___ Records

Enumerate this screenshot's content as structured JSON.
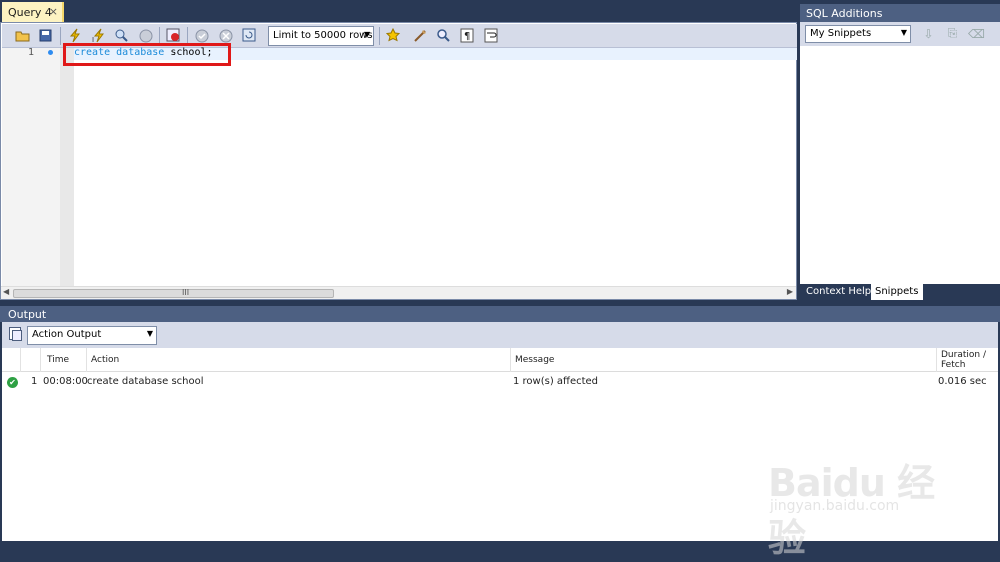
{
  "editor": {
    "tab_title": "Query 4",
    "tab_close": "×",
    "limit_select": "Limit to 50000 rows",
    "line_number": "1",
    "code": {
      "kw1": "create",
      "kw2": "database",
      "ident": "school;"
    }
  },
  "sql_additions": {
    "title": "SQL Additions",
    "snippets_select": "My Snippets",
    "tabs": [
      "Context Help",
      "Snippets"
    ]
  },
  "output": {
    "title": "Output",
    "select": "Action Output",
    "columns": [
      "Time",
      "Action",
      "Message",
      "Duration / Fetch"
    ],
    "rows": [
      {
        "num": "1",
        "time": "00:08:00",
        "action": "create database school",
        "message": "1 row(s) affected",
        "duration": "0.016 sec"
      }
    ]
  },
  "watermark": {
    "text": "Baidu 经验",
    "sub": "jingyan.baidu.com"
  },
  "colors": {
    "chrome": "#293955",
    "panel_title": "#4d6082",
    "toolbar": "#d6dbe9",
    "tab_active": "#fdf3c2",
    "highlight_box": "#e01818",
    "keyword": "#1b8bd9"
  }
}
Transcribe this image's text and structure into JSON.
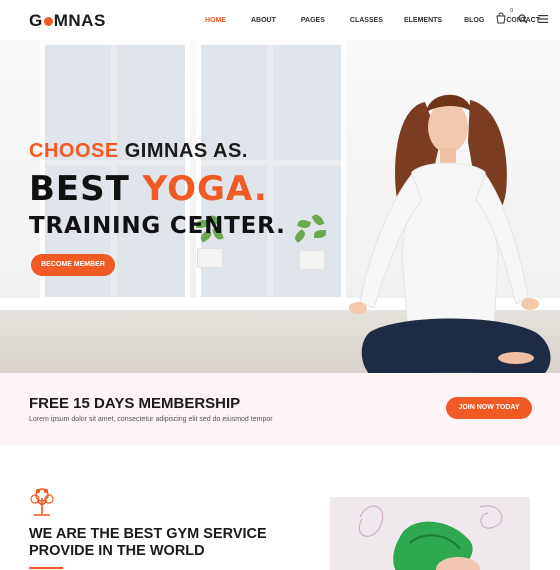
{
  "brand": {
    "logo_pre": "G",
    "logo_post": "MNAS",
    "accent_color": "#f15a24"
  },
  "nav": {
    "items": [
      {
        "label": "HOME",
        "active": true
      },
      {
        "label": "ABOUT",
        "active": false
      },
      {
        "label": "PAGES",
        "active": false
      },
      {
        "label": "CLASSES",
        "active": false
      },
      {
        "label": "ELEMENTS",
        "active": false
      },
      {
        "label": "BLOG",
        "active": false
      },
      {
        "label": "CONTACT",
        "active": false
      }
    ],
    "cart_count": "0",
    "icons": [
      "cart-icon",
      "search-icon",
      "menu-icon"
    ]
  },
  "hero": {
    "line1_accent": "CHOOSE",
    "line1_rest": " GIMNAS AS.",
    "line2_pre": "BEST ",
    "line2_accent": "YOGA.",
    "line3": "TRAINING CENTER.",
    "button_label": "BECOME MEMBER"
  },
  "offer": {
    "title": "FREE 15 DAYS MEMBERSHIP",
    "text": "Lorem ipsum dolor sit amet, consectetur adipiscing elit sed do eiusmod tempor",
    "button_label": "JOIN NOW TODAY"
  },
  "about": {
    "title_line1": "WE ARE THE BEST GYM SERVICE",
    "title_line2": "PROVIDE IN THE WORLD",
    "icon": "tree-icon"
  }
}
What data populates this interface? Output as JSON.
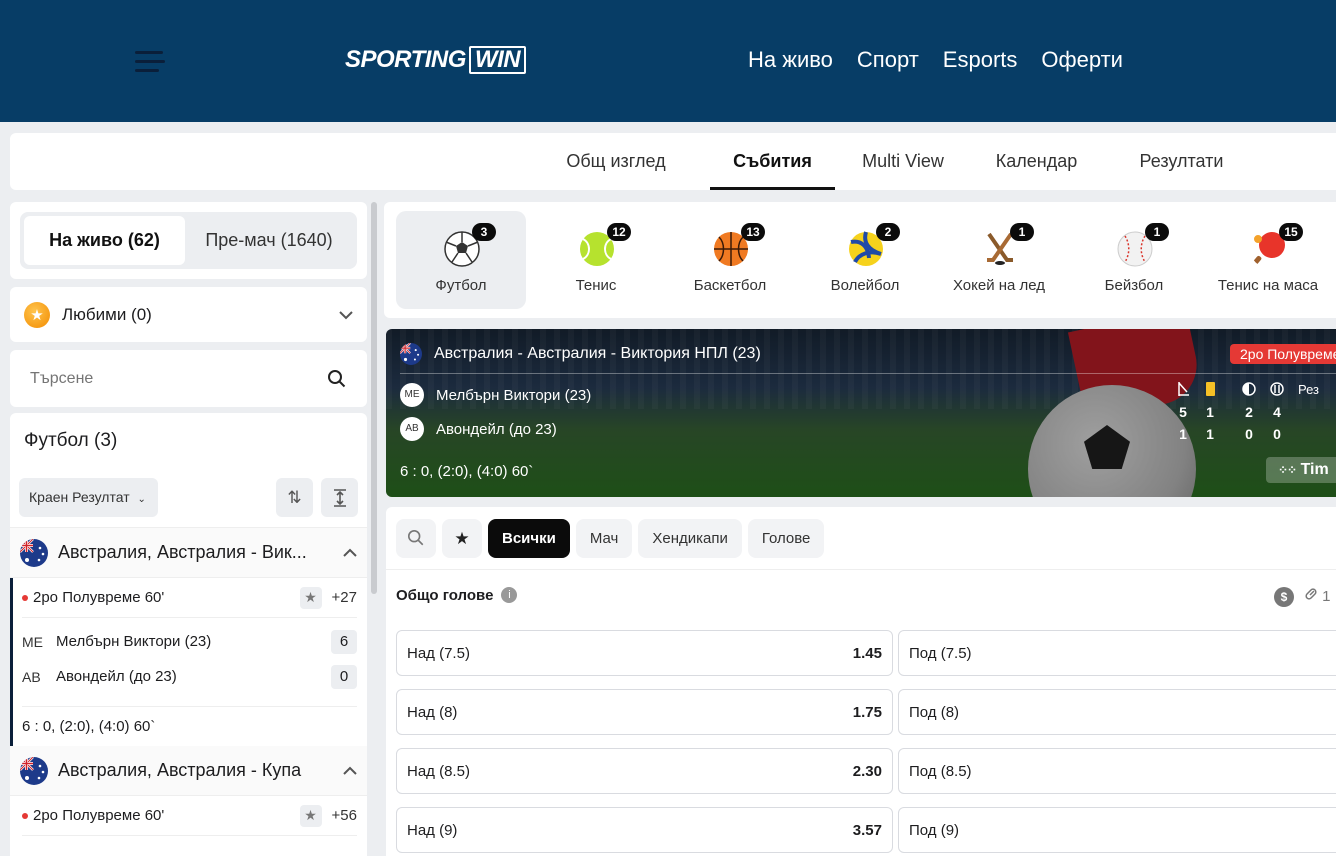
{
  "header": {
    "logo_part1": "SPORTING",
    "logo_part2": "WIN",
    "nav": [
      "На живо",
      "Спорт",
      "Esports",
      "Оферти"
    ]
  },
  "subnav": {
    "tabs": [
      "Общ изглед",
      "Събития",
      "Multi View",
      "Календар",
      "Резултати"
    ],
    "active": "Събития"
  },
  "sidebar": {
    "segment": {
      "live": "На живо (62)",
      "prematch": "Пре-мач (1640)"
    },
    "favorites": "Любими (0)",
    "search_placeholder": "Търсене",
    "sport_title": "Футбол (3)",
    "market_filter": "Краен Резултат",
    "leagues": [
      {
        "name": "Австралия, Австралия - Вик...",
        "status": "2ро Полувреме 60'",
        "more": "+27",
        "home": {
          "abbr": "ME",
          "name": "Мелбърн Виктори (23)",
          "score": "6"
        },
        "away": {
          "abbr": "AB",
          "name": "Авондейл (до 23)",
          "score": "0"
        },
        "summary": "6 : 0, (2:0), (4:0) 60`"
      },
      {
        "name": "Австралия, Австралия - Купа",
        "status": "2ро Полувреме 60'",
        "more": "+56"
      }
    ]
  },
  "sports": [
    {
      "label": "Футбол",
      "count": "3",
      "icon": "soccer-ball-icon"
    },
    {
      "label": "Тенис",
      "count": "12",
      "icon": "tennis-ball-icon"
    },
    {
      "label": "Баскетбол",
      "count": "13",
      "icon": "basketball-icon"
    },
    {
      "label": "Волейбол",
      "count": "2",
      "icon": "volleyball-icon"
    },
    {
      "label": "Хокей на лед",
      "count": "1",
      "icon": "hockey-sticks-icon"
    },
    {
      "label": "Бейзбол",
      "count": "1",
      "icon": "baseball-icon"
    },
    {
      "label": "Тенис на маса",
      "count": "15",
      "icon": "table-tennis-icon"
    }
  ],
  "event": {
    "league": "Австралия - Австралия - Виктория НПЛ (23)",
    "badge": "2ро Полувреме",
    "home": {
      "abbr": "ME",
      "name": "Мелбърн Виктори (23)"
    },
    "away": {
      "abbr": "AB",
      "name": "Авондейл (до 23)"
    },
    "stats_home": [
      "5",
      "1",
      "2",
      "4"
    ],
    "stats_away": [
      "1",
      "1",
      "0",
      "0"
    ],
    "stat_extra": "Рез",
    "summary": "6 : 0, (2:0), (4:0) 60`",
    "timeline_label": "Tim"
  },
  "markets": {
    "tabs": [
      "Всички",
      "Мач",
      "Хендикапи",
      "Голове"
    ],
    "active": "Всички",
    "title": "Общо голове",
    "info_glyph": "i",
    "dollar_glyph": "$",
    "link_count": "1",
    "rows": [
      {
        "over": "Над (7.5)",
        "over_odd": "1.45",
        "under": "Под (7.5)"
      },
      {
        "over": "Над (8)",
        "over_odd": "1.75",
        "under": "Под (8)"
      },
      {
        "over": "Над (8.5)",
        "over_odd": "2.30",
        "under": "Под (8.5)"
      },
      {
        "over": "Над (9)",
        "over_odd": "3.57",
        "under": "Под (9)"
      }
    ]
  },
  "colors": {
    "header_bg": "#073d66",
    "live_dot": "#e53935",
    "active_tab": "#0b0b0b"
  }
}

______

> **Problem**
Give the entries again word for word, but skip the pictures.

> **Task output**
Enumerate this screenshot's content as structured JSON.
{
  "editor": {
    "tab_title": "Query 4",
    "tab_close": "×",
    "limit_select": "Limit to 50000 rows",
    "line_number": "1",
    "code": {
      "kw1": "create",
      "kw2": "database",
      "ident": "school;"
    }
  },
  "sql_additions": {
    "title": "SQL Additions",
    "snippets_select": "My Snippets",
    "tabs": [
      "Context Help",
      "Snippets"
    ]
  },
  "output": {
    "title": "Output",
    "select": "Action Output",
    "columns": [
      "Time",
      "Action",
      "Message",
      "Duration / Fetch"
    ],
    "rows": [
      {
        "num": "1",
        "time": "00:08:00",
        "action": "create database school",
        "message": "1 row(s) affected",
        "duration": "0.016 sec"
      }
    ]
  },
  "watermark": {
    "text": "Baidu 经验",
    "sub": "jingyan.baidu.com"
  },
  "colors": {
    "chrome": "#293955",
    "panel_title": "#4d6082",
    "toolbar": "#d6dbe9",
    "tab_active": "#fdf3c2",
    "highlight_box": "#e01818",
    "keyword": "#1b8bd9"
  }
}
Transcribe this image's text and structure into JSON.
{
  "brand": {
    "logo_pre": "G",
    "logo_post": "MNAS",
    "accent_color": "#f15a24"
  },
  "nav": {
    "items": [
      {
        "label": "HOME",
        "active": true
      },
      {
        "label": "ABOUT",
        "active": false
      },
      {
        "label": "PAGES",
        "active": false
      },
      {
        "label": "CLASSES",
        "active": false
      },
      {
        "label": "ELEMENTS",
        "active": false
      },
      {
        "label": "BLOG",
        "active": false
      },
      {
        "label": "CONTACT",
        "active": false
      }
    ],
    "cart_count": "0",
    "icons": [
      "cart-icon",
      "search-icon",
      "menu-icon"
    ]
  },
  "hero": {
    "line1_accent": "CHOOSE",
    "line1_rest": " GIMNAS AS.",
    "line2_pre": "BEST ",
    "line2_accent": "YOGA.",
    "line3": "TRAINING CENTER.",
    "button_label": "BECOME MEMBER"
  },
  "offer": {
    "title": "FREE 15 DAYS MEMBERSHIP",
    "text": "Lorem ipsum dolor sit amet, consectetur adipiscing elit sed do eiusmod tempor",
    "button_label": "JOIN NOW TODAY"
  },
  "about": {
    "title_line1": "WE ARE THE BEST GYM SERVICE",
    "title_line2": "PROVIDE IN THE WORLD",
    "icon": "tree-icon"
  }
}
What data populates this interface? Output as JSON.
{
  "header": {
    "logo_part1": "SPORTING",
    "logo_part2": "WIN",
    "nav": [
      "На живо",
      "Спорт",
      "Esports",
      "Оферти"
    ]
  },
  "subnav": {
    "tabs": [
      "Общ изглед",
      "Събития",
      "Multi View",
      "Календар",
      "Резултати"
    ],
    "active": "Събития"
  },
  "sidebar": {
    "segment": {
      "live": "На живо (62)",
      "prematch": "Пре-мач (1640)"
    },
    "favorites": "Любими (0)",
    "search_placeholder": "Търсене",
    "sport_title": "Футбол (3)",
    "market_filter": "Краен Резултат",
    "leagues": [
      {
        "name": "Австралия, Австралия - Вик...",
        "status": "2ро Полувреме 60'",
        "more": "+27",
        "home": {
          "abbr": "ME",
          "name": "Мелбърн Виктори (23)",
          "score": "6"
        },
        "away": {
          "abbr": "AB",
          "name": "Авондейл (до 23)",
          "score": "0"
        },
        "summary": "6 : 0, (2:0), (4:0) 60`"
      },
      {
        "name": "Австралия, Австралия - Купа",
        "status": "2ро Полувреме 60'",
        "more": "+56"
      }
    ]
  },
  "sports": [
    {
      "label": "Футбол",
      "count": "3",
      "icon": "soccer-ball-icon"
    },
    {
      "label": "Тенис",
      "count": "12",
      "icon": "tennis-ball-icon"
    },
    {
      "label": "Баскетбол",
      "count": "13",
      "icon": "basketball-icon"
    },
    {
      "label": "Волейбол",
      "count": "2",
      "icon": "volleyball-icon"
    },
    {
      "label": "Хокей на лед",
      "count": "1",
      "icon": "hockey-sticks-icon"
    },
    {
      "label": "Бейзбол",
      "count": "1",
      "icon": "baseball-icon"
    },
    {
      "label": "Тенис на маса",
      "count": "15",
      "icon": "table-tennis-icon"
    }
  ],
  "event": {
    "league": "Австралия - Австралия - Виктория НПЛ (23)",
    "badge": "2ро Полувреме",
    "home": {
      "abbr": "ME",
      "name": "Мелбърн Виктори (23)"
    },
    "away": {
      "abbr": "AB",
      "name": "Авондейл (до 23)"
    },
    "stats_home": [
      "5",
      "1",
      "2",
      "4"
    ],
    "stats_away": [
      "1",
      "1",
      "0",
      "0"
    ],
    "stat_extra": "Рез",
    "summary": "6 : 0, (2:0), (4:0) 60`",
    "timeline_label": "Tim"
  },
  "markets": {
    "tabs": [
      "Всички",
      "Мач",
      "Хендикапи",
      "Голове"
    ],
    "active": "Всички",
    "title": "Общо голове",
    "info_glyph": "i",
    "dollar_glyph": "$",
    "link_count": "1",
    "rows": [
      {
        "over": "Над (7.5)",
        "over_odd": "1.45",
        "under": "Под (7.5)"
      },
      {
        "over": "Над (8)",
        "over_odd": "1.75",
        "under": "Под (8)"
      },
      {
        "over": "Над (8.5)",
        "over_odd": "2.30",
        "under": "Под (8.5)"
      },
      {
        "over": "Над (9)",
        "over_odd": "3.57",
        "under": "Под (9)"
      }
    ]
  },
  "colors": {
    "header_bg": "#073d66",
    "live_dot": "#e53935",
    "active_tab": "#0b0b0b"
  }
}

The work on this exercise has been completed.